What is asked: Please convert each line of the rows below into a Markdown table with two columns, Row No. and Line, skipping any blank lines.

Stored data:
>>>

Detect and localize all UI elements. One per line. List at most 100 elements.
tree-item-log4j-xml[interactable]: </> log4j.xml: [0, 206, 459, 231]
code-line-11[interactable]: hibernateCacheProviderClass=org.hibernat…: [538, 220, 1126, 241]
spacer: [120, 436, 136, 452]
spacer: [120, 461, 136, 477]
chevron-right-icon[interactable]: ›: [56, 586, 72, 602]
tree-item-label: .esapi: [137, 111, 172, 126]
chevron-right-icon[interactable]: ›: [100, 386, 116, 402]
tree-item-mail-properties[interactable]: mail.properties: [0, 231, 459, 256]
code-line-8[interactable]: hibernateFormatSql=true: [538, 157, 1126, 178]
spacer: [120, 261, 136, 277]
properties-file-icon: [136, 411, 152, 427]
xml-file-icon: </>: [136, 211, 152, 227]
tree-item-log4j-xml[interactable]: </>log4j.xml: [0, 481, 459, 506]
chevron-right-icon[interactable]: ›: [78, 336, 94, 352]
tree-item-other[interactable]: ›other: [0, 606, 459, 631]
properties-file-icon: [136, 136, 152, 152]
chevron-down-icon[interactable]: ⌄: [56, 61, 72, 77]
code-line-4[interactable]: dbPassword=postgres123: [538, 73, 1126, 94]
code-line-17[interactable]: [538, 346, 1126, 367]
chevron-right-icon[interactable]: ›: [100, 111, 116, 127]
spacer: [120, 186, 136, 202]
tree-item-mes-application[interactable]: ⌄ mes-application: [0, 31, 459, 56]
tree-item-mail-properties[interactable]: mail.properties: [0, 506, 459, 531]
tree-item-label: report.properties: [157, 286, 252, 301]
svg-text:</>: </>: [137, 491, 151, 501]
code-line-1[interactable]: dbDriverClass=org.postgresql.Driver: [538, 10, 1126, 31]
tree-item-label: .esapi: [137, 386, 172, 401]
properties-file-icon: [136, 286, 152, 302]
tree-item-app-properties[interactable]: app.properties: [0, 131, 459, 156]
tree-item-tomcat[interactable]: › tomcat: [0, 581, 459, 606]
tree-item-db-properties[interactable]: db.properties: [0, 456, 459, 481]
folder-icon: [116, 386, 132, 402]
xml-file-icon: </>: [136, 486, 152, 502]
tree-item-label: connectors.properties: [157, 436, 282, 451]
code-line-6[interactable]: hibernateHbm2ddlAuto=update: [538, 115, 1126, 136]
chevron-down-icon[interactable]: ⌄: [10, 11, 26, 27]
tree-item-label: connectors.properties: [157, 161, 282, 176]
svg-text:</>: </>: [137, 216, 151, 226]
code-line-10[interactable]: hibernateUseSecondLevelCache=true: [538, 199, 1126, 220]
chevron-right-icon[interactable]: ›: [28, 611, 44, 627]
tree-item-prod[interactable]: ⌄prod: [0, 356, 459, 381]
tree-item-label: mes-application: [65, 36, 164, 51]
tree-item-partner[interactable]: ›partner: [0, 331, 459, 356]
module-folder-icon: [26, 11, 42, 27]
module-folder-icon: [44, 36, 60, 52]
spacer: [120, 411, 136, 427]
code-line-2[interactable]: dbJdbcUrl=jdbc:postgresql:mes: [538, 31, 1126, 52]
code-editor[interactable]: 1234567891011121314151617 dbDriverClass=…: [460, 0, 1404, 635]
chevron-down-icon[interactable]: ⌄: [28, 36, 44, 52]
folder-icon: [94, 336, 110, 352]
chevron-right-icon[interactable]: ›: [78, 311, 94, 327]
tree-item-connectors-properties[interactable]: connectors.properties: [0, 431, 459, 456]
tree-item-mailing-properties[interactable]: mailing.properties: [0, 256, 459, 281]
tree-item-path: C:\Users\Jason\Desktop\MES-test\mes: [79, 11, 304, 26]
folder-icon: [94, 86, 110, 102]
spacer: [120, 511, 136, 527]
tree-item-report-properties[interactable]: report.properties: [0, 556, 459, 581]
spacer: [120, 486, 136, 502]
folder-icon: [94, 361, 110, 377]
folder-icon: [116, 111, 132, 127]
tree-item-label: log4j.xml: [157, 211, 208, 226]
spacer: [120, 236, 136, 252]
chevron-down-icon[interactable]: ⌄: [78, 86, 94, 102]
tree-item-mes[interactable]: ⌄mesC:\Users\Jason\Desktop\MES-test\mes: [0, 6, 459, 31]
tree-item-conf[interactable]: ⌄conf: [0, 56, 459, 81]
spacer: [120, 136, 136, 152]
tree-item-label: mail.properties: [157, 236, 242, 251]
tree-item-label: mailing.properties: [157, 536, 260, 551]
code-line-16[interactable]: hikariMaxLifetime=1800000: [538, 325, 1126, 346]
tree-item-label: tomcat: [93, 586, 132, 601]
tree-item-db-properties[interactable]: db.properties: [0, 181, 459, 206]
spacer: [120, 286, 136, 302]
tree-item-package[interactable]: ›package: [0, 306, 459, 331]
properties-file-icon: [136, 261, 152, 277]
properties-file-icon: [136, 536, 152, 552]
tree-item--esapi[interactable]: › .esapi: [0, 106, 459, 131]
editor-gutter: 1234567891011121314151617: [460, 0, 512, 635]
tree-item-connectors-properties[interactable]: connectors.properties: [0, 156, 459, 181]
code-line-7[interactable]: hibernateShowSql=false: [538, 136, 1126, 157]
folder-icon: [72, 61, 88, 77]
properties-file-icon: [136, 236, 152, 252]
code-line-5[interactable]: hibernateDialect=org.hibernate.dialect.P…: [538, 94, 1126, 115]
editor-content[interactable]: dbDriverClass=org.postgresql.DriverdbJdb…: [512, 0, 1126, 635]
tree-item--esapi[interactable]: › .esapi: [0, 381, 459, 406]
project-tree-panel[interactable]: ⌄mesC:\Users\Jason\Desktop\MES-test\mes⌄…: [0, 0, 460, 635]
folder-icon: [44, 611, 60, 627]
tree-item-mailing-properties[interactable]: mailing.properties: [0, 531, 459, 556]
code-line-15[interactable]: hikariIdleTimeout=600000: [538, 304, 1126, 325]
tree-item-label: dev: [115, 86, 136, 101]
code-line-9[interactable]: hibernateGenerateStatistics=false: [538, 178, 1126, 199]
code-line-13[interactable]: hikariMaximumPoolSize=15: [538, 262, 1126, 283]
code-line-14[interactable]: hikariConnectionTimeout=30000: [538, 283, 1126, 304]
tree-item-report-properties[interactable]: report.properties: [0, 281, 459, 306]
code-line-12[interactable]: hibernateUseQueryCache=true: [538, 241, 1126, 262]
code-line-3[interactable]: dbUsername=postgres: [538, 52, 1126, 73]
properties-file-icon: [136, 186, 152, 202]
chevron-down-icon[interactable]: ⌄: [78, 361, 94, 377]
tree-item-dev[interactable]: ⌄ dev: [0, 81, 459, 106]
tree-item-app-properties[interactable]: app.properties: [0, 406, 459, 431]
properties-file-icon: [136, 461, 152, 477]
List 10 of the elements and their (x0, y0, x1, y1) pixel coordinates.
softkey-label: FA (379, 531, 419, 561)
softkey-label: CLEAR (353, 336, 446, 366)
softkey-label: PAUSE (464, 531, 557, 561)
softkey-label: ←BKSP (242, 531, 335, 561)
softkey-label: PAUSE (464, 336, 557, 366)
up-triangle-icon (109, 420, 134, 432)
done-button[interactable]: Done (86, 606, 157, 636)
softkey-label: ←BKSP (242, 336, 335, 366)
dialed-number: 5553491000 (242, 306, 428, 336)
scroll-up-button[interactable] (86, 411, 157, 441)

<<<

Full output:
| Row No. | Line |
|---|---|
| 1 | Detect and localize all UI elements. One per line. List at most 100 elements. |
| 2 | tree-item-log4j-xml[interactable]: </> log4j.xml: [0, 206, 459, 231] |
| 3 | code-line-11[interactable]: hibernateCacheProviderClass=org.hibernat…: [538, 220, 1126, 241] |
| 4 | spacer: [120, 436, 136, 452] |
| 5 | spacer: [120, 461, 136, 477] |
| 6 | chevron-right-icon[interactable]: ›: [56, 586, 72, 602] |
| 7 | tree-item-label: .esapi: [137, 111, 172, 126] |
| 8 | chevron-right-icon[interactable]: ›: [100, 386, 116, 402] |
| 9 | tree-item-mail-properties[interactable]: mail.properties: [0, 231, 459, 256] |
| 10 | code-line-8[interactable]: hibernateFormatSql=true: [538, 157, 1126, 178] |
| 11 | spacer: [120, 261, 136, 277] |
| 12 | properties-file-icon: [136, 411, 152, 427] |
| 13 | xml-file-icon: </>: [136, 211, 152, 227] |
| 14 | tree-item-log4j-xml[interactable]: </>log4j.xml: [0, 481, 459, 506] |
| 15 | chevron-right-icon[interactable]: ›: [78, 336, 94, 352] |
| 16 | tree-item-other[interactable]: ›other: [0, 606, 459, 631] |
| 17 | properties-file-icon: [136, 136, 152, 152] |
| 18 | chevron-down-icon[interactable]: ⌄: [56, 61, 72, 77] |
| 19 | code-line-4[interactable]: dbPassword=postgres123: [538, 73, 1126, 94] |
| 20 | code-line-17[interactable]: [538, 346, 1126, 367] |
| 21 | chevron-right-icon[interactable]: ›: [100, 111, 116, 127] |
| 22 | spacer: [120, 186, 136, 202] |
| 23 | tree-item-mes-application[interactable]: ⌄ mes-application: [0, 31, 459, 56] |
| 24 | tree-item-mail-properties[interactable]: mail.properties: [0, 506, 459, 531] |
| 25 | tree-item-label: report.properties: [157, 286, 252, 301] |
| 26 | svg-text:</>: </>: [137, 491, 151, 501] |
| 27 | code-line-1[interactable]: dbDriverClass=org.postgresql.Driver: [538, 10, 1126, 31] |
| 28 | tree-item-label: .esapi: [137, 386, 172, 401] |
| 29 | properties-file-icon: [136, 286, 152, 302] |
| 30 | tree-item-app-properties[interactable]: app.properties: [0, 131, 459, 156] |
| 31 | tree-item-tomcat[interactable]: › tomcat: [0, 581, 459, 606] |
| 32 | tree-item-db-properties[interactable]: db.properties: [0, 456, 459, 481] |
| 33 | folder-icon: [116, 386, 132, 402] |
| 34 | xml-file-icon: </>: [136, 486, 152, 502] |
| 35 | tree-item-label: connectors.properties: [157, 436, 282, 451] |
| 36 | code-line-6[interactable]: hibernateHbm2ddlAuto=update: [538, 115, 1126, 136] |
| 37 | chevron-down-icon[interactable]: ⌄: [10, 11, 26, 27] |
| 38 | tree-item-label: connectors.properties: [157, 161, 282, 176] |
| 39 | svg-text:</>: </>: [137, 216, 151, 226] |
| 40 | code-line-10[interactable]: hibernateUseSecondLevelCache=true: [538, 199, 1126, 220] |
| 41 | chevron-right-icon[interactable]: ›: [28, 611, 44, 627] |
| 42 | tree-item-prod[interactable]: ⌄prod: [0, 356, 459, 381] |
| 43 | tree-item-label: mes-application: [65, 36, 164, 51] |
| 44 | tree-item-partner[interactable]: ›partner: [0, 331, 459, 356] |
| 45 | module-folder-icon: [26, 11, 42, 27] |
| 46 | module-folder-icon: [44, 36, 60, 52] |
| 47 | spacer: [120, 411, 136, 427] |
| 48 | code-line-2[interactable]: dbJdbcUrl=jdbc:postgresql:mes: [538, 31, 1126, 52] |
| 49 | code-editor[interactable]: 1234567891011121314151617 dbDriverClass=…: [460, 0, 1404, 635] |
| 50 | chevron-down-icon[interactable]: ⌄: [28, 36, 44, 52] |
| 51 | folder-icon: [94, 336, 110, 352] |
| 52 | chevron-right-icon[interactable]: ›: [78, 311, 94, 327] |
| 53 | tree-item-connectors-properties[interactable]: connectors.properties: [0, 431, 459, 456] |
| 54 | tree-item-mailing-properties[interactable]: mailing.properties: [0, 256, 459, 281] |
| 55 | tree-item-path: C:\Users\Jason\Desktop\MES-test\mes: [79, 11, 304, 26] |
| 56 | folder-icon: [94, 86, 110, 102] |
| 57 | spacer: [120, 511, 136, 527] |
| 58 | tree-item-report-properties[interactable]: report.properties: [0, 556, 459, 581] |
| 59 | spacer: [120, 486, 136, 502] |
| 60 | folder-icon: [94, 361, 110, 377] |
| 61 | folder-icon: [116, 111, 132, 127] |
| 62 | tree-item-label: log4j.xml: [157, 211, 208, 226] |
| 63 | spacer: [120, 236, 136, 252] |
| 64 | chevron-down-icon[interactable]: ⌄: [78, 86, 94, 102] |
| 65 | tree-item-mes[interactable]: ⌄mesC:\Users\Jason\Desktop\MES-test\mes: [0, 6, 459, 31] |
| 66 | tree-item-conf[interactable]: ⌄conf: [0, 56, 459, 81] |
| 67 | spacer: [120, 136, 136, 152] |
| 68 | tree-item-label: mail.properties: [157, 236, 242, 251] |
| 69 | tree-item-label: mailing.properties: [157, 536, 260, 551] |
| 70 | code-line-16[interactable]: hikariMaxLifetime=1800000: [538, 325, 1126, 346] |
| 71 | tree-item-label: tomcat: [93, 586, 132, 601] |
| 72 | tree-item-db-properties[interactable]: db.properties: [0, 181, 459, 206] |
| 73 | spacer: [120, 286, 136, 302] |
| 74 | tree-item-package[interactable]: ›package: [0, 306, 459, 331] |
| 75 | properties-file-icon: [136, 261, 152, 277] |
| 76 | properties-file-icon: [136, 536, 152, 552] |
| 77 | tree-item--esapi[interactable]: › .esapi: [0, 106, 459, 131] |
| 78 | editor-gutter: 1234567891011121314151617: [460, 0, 512, 635] |
| 79 | tree-item-connectors-properties[interactable]: connectors.properties: [0, 156, 459, 181] |
| 80 | code-line-7[interactable]: hibernateShowSql=false: [538, 136, 1126, 157] |
| 81 | folder-icon: [72, 61, 88, 77] |
| 82 | properties-file-icon: [136, 236, 152, 252] |
| 83 | code-line-5[interactable]: hibernateDialect=org.hibernate.dialect.P…: [538, 94, 1126, 115] |
| 84 | editor-content[interactable]: dbDriverClass=org.postgresql.DriverdbJdb…: [512, 0, 1126, 635] |
| 85 | tree-item--esapi[interactable]: › .esapi: [0, 381, 459, 406] |
| 86 | project-tree-panel[interactable]: ⌄mesC:\Users\Jason\Desktop\MES-test\mes⌄…: [0, 0, 460, 635] |
| 87 | folder-icon: [44, 611, 60, 627] |
| 88 | tree-item-mailing-properties[interactable]: mailing.properties: [0, 531, 459, 556] |
| 89 | code-line-15[interactable]: hikariIdleTimeout=600000: [538, 304, 1126, 325] |
| 90 | tree-item-label: dev: [115, 86, 136, 101] |
| 91 | code-line-9[interactable]: hibernateGenerateStatistics=false: [538, 178, 1126, 199] |
| 92 | code-line-13[interactable]: hikariMaximumPoolSize=15: [538, 262, 1126, 283] |
| 93 | code-line-14[interactable]: hikariConnectionTimeout=30000: [538, 283, 1126, 304] |
| 94 | tree-item-report-properties[interactable]: report.properties: [0, 281, 459, 306] |
| 95 | code-line-12[interactable]: hibernateUseQueryCache=true: [538, 241, 1126, 262] |
| 96 | code-line-3[interactable]: dbUsername=postgres: [538, 52, 1126, 73] |
| 97 | properties-file-icon: [136, 186, 152, 202] |
| 98 | chevron-down-icon[interactable]: ⌄: [78, 361, 94, 377] |
| 99 | tree-item-dev[interactable]: ⌄ dev: [0, 81, 459, 106] |
| 100 | tree-item-app-properties[interactable]: app.properties: [0, 406, 459, 431] |
| 101 | properties-file-icon: [136, 461, 152, 477] |
| 102 | List 10 of the elements and their (x0, y0, x1, y1) pixel coordinates. |
| 103 | softkey-label: FA (379, 531, 419, 561) |
| 104 | softkey-label: CLEAR (353, 336, 446, 366) |
| 105 | softkey-label: PAUSE (464, 531, 557, 561) |
| 106 | softkey-label: ←BKSP (242, 531, 335, 561) |
| 107 | softkey-label: PAUSE (464, 336, 557, 366) |
| 108 | up-triangle-icon (109, 420, 134, 432) |
| 109 | done-button[interactable]: Done (86, 606, 157, 636) |
| 110 | softkey-label: ←BKSP (242, 336, 335, 366) |
| 111 | dialed-number: 5553491000 (242, 306, 428, 336) |
| 112 | scroll-up-button[interactable] (86, 411, 157, 441) |